* [Passage provided]
------------------------

Playboy centerfold appearance
- July 1954
- Preceded by: Margie Harrison
- Succeeded by: Arline Hunter

Personal details
- Born: September 1, 1929 New York City, U.S.
- Died: November 12, 2022 (aged 93) Lake Worth, Florida, U.S.
- Height: 5 ft 6 in (1.68 m)

= Neva Gilbert =

American model (1929–2022)

Neva A. Gilbert (September 1, 1929 – November 12, 2022) was an American model. She was Playboy magazine's Playmate of the Month for its July 1954 issue.

== Early life ==
Gilbert was born in New York City and started work at Sears and Roebuck by lying about her age in order to be eligible. She was married at age 16 and divorced within a few years.

==Career==
After moving to California Gilbert began modeling, and her acting roles included working with Marilyn Monroe. When Playboy was launched, it did not commission its own photo sessions. Gilbert's photos were actually taken by a private photographer, Tom Kelley, the same photographer who photographed Monroe and who sold Gilbert's photos to the Baumgarth Calendar Company. Hugh Hefner bought her photos, (along with the photos of many other models), and, unbeknownst to Gilbert, published them. Gilbert was the seventh playmate in the first year playmates appeared in Playboy magazine.

------------------------

* [Supplied entries]
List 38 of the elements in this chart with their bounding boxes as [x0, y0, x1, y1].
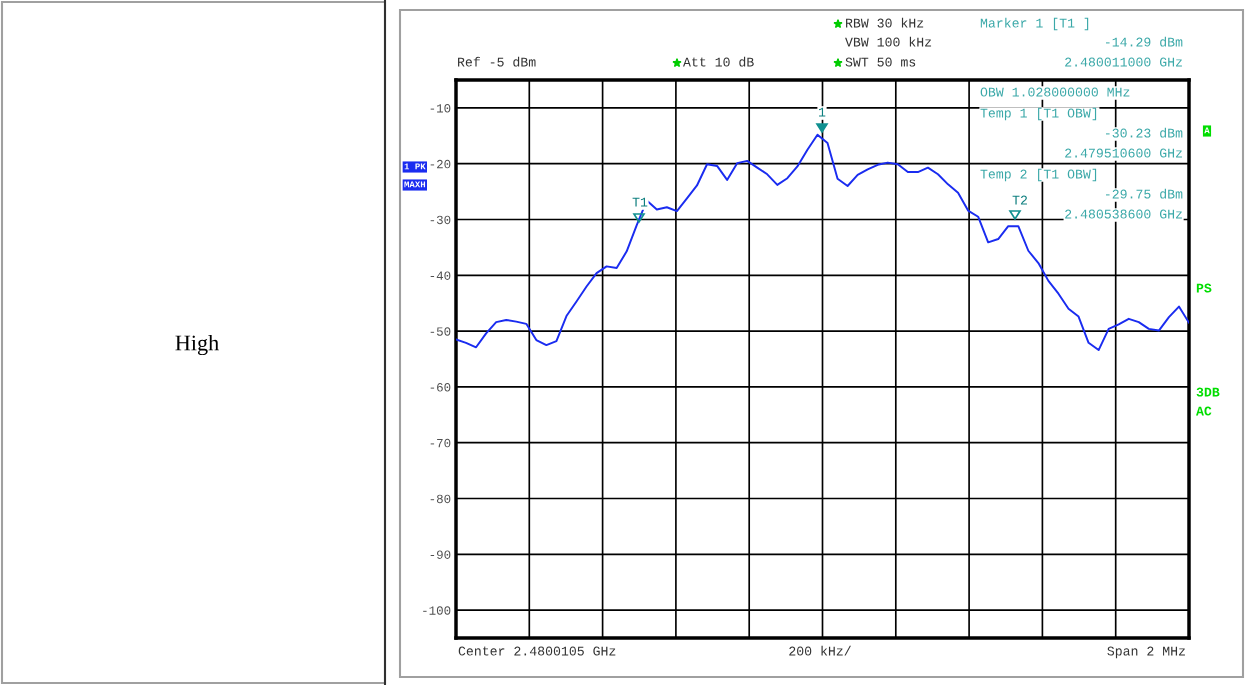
y-tick-label: -60 [430, 383, 451, 392]
y-tick-label: -70 [430, 438, 451, 448]
annotation: Temp 2 [T1 OBW] [980, 168, 1097, 182]
text: 2.480011000 GHz [1065, 57, 1182, 67]
annotation: Temp 1 [T1 OBW] [980, 107, 1097, 121]
y-tick-label: -20 [430, 159, 451, 169]
text: RBW 30 kHz [846, 17, 924, 28]
text: MAXH [404, 181, 426, 188]
y-tick-label: -10 [430, 104, 451, 113]
text: A [1204, 127, 1210, 134]
annotation: T2 [1012, 195, 1027, 205]
y-tick-label: -50 [430, 327, 451, 336]
annotation: -30.23 dBm [1105, 127, 1183, 138]
y-tick-label: -40 [430, 271, 451, 280]
text: Span 2 MHz [1107, 646, 1185, 659]
y-tick-label: -100 [423, 606, 451, 615]
text: PS [1196, 283, 1212, 293]
text: AC [1196, 406, 1212, 416]
y-tick-label: -80 [430, 494, 451, 504]
text: 3DB [1196, 387, 1220, 397]
annotation: 1 [819, 107, 826, 117]
y-tick-label: -30 [430, 215, 451, 225]
annotation: 2.480538600 GHz [1065, 209, 1182, 219]
text: Marker 1 [T1 ] [980, 17, 1089, 31]
text: Center 2.4800105 GHz [458, 646, 616, 656]
y-tick-label: -90 [430, 550, 451, 559]
text: VBW 100 kHz [845, 36, 932, 47]
text: 200 kHz/ [789, 645, 851, 656]
text: High [175, 334, 219, 356]
annotation: T1 [632, 197, 648, 207]
annotation: 2.479510600 GHz [1065, 148, 1182, 158]
annotation: OBW 1.028000000 MHz [980, 87, 1130, 97]
text: 1 PK [404, 163, 426, 170]
text: Ref -5 dBm [458, 56, 536, 67]
text: Att 10 dB [683, 56, 754, 67]
text: SWT 50 ms [845, 57, 916, 67]
text: -14.29 dBm [1105, 36, 1183, 47]
annotation: -29.75 dBm [1105, 188, 1183, 199]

------------------------

* [Task details]
Continue the article on Neva Gilbert from its final sentence.

* [Result for this exercise]
According to Gilbert,
In those days, I was an aspiring actress. I'd go on assignments with Marilyn Monroe. We did some calendar shots for a photographer named Tom Kelley. A few months later, I heard the pictures had appeared in a new magazine called Playboy, but I couldn't find a copy. I didn't see my centerfold until this year.
— Neva Gilbert, Playboy, December 1979

Gilbert had small parts in two films: Combat Squad (1953) and The Country Girl (1954). She also appeared in various off-Broadway and college theatre productions, especially the plays of Tennessee Williams. Decades later, she returned to Playboy and posed semi-nude for a feature called, "Playmates Forever!", in the December 1979 issue.

==Later life and death==
By 2017 Gilbert was the oldest Playmate, and told an ABC News reporter that she was still looking for work.

Gilbert died in Lake Worth, Florida on November 12, 2022, at the age of 93.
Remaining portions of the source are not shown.